● **Exercise goal**
Find the line containing "Convert this screenshot" in the material below; copy that line and all following lines exactly.

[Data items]
** begin **

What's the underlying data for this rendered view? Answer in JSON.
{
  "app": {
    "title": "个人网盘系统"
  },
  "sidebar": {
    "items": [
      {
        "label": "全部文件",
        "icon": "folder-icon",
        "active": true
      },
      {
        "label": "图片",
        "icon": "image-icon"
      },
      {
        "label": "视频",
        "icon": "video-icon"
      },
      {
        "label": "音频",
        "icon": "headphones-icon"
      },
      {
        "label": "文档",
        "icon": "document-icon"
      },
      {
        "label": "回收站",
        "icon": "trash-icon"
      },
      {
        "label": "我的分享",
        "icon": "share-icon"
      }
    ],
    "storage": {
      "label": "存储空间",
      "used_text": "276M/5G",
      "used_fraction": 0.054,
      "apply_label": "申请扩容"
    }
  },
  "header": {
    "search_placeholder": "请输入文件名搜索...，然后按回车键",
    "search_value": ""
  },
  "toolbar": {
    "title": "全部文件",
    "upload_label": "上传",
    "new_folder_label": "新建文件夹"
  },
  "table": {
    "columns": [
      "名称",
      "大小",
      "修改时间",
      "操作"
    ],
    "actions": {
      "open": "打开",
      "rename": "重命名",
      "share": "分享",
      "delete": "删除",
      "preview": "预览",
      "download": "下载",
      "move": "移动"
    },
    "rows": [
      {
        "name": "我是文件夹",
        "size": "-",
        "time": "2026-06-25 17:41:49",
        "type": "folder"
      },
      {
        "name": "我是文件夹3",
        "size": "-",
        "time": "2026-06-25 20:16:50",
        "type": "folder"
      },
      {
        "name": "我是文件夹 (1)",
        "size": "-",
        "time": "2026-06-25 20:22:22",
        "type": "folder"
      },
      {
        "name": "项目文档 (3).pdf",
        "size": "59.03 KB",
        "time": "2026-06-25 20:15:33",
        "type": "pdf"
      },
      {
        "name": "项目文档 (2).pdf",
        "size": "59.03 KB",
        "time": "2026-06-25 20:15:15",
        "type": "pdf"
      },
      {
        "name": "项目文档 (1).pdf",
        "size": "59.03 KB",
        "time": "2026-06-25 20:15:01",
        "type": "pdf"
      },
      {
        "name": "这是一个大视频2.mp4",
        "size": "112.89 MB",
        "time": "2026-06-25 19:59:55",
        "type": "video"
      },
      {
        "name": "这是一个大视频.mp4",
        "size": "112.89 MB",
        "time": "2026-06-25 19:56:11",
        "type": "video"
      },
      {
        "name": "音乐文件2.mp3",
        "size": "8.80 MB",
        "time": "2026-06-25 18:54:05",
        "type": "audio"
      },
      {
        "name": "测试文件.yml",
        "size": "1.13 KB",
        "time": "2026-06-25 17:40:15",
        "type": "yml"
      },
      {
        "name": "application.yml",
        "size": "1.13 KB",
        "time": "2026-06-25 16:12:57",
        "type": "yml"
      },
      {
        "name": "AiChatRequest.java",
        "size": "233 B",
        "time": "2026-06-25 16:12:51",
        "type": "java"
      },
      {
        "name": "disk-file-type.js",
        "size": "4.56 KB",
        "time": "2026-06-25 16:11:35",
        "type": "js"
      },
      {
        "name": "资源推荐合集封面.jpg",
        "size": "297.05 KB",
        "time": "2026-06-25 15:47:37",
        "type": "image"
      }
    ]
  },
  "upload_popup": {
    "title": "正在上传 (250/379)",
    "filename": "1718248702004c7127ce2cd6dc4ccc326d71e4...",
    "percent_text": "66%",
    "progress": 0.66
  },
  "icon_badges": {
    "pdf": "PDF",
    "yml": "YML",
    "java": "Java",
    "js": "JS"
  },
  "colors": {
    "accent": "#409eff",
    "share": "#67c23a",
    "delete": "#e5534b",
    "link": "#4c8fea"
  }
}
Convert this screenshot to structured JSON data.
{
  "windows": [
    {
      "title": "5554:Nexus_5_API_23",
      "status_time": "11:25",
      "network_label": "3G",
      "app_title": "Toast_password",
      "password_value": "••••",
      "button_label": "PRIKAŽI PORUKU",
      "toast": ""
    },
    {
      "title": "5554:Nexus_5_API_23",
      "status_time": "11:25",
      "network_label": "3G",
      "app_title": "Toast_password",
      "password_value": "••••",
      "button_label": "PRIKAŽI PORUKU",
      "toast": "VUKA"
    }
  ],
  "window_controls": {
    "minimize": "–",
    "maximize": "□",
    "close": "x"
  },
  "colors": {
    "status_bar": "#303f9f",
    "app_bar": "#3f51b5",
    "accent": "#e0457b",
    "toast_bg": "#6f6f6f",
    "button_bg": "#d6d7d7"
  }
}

** end **

● **Exercise result**
Convert this screenshot to structured JSON data.
{
  "windows": [
    {
      "title": "5554:Nexus_5_API_23",
      "status_time": "11:25",
      "network_label": "3G",
      "app_title": "Toast_password",
      "password_value": "••••",
      "button_label": "PRIKAŽI PORUKU",
      "toast": ""
    },
    {
      "title": "5554:Nexus_5_API_23",
      "status_time": "11:25",
      "network_label": "3G",
      "app_title": "Toast_password",
      "password_value": "••••",
      "button_label": "PRIKAŽI PORUKU",
      "toast": "VUKA"
    }
  ],
  "window_controls": {
    "minimize": "–",
    "maximize": "□",
    "close": "x"
  },
  "colors": {
    "status_bar": "#303f9f",
    "app_bar": "#3f51b5",
    "accent": "#e0457b",
    "toast_bg": "#6f6f6f",
    "button_bg": "#d6d7d7"
  }
}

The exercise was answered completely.